• Given exercise
Extract every line below, verbatim.

START Exercise input

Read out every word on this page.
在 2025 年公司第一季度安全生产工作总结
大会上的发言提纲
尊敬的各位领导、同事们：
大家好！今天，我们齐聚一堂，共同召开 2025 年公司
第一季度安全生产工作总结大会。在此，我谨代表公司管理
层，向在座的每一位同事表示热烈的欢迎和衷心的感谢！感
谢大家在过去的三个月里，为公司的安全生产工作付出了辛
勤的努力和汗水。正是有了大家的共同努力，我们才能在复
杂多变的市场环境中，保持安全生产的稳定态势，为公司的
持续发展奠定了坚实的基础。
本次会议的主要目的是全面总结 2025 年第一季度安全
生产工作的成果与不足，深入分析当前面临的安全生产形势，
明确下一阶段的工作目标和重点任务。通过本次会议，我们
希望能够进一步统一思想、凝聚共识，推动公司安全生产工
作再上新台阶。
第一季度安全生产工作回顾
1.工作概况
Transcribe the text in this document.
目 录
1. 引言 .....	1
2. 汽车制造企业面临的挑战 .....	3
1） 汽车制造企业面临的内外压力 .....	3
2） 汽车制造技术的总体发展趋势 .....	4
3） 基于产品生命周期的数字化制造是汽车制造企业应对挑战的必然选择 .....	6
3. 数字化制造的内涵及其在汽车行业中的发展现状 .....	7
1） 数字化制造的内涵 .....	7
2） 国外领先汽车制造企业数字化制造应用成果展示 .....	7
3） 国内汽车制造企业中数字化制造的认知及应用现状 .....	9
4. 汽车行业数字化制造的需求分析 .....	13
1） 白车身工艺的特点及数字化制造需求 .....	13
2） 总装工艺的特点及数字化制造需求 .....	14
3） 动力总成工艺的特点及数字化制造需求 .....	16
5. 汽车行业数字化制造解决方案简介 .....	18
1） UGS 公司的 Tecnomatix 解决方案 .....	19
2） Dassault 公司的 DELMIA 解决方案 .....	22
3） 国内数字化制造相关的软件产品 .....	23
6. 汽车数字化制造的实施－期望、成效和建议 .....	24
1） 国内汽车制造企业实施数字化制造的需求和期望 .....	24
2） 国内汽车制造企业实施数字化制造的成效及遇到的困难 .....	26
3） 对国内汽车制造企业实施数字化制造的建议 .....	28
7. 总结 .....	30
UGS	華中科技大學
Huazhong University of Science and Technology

END Exercise input

• Response
Read out every word on this page.
在 2025 年公司第一季度安全生产工作总结
大会上的发言提纲
尊敬的各位领导、同事们：
大家好！今天，我们齐聚一堂，共同召开 2025 年公司
第一季度安全生产工作总结大会。在此，我谨代表公司管理
层，向在座的每一位同事表示热烈的欢迎和衷心的感谢！感
谢大家在过去的三个月里，为公司的安全生产工作付出了辛
勤的努力和汗水。正是有了大家的共同努力，我们才能在复
杂多变的市场环境中，保持安全生产的稳定态势，为公司的
持续发展奠定了坚实的基础。
本次会议的主要目的是全面总结 2025 年第一季度安全
生产工作的成果与不足，深入分析当前面临的安全生产形势，
明确下一阶段的工作目标和重点任务。通过本次会议，我们
希望能够进一步统一思想、凝聚共识，推动公司安全生产工
作再上新台阶。
第一季度安全生产工作回顾
1.工作概况
Transcribe the text in this document.
目 录
1. 引言 .....	1
2. 汽车制造企业面临的挑战 .....	3
1） 汽车制造企业面临的内外压力 .....	3
2） 汽车制造技术的总体发展趋势 .....	4
3） 基于产品生命周期的数字化制造是汽车制造企业应对挑战的必然选择 .....	6
3. 数字化制造的内涵及其在汽车行业中的发展现状 .....	7
1） 数字化制造的内涵 .....	7
2） 国外领先汽车制造企业数字化制造应用成果展示 .....	7
3） 国内汽车制造企业中数字化制造的认知及应用现状 .....	9
4. 汽车行业数字化制造的需求分析 .....	13
1） 白车身工艺的特点及数字化制造需求 .....	13
2） 总装工艺的特点及数字化制造需求 .....	14
3） 动力总成工艺的特点及数字化制造需求 .....	16
5. 汽车行业数字化制造解决方案简介 .....	18
1） UGS 公司的 Tecnomatix 解决方案 .....	19
2） Dassault 公司的 DELMIA 解决方案 .....	22
3） 国内数字化制造相关的软件产品 .....	23
6. 汽车数字化制造的实施－期望、成效和建议 .....	24
1） 国内汽车制造企业实施数字化制造的需求和期望 .....	24
2） 国内汽车制造企业实施数字化制造的成效及遇到的困难 .....	26
3） 对国内汽车制造企业实施数字化制造的建议 .....	28
7. 总结 .....	30
UGS	華中科技大學
Huazhong University of Science and Technology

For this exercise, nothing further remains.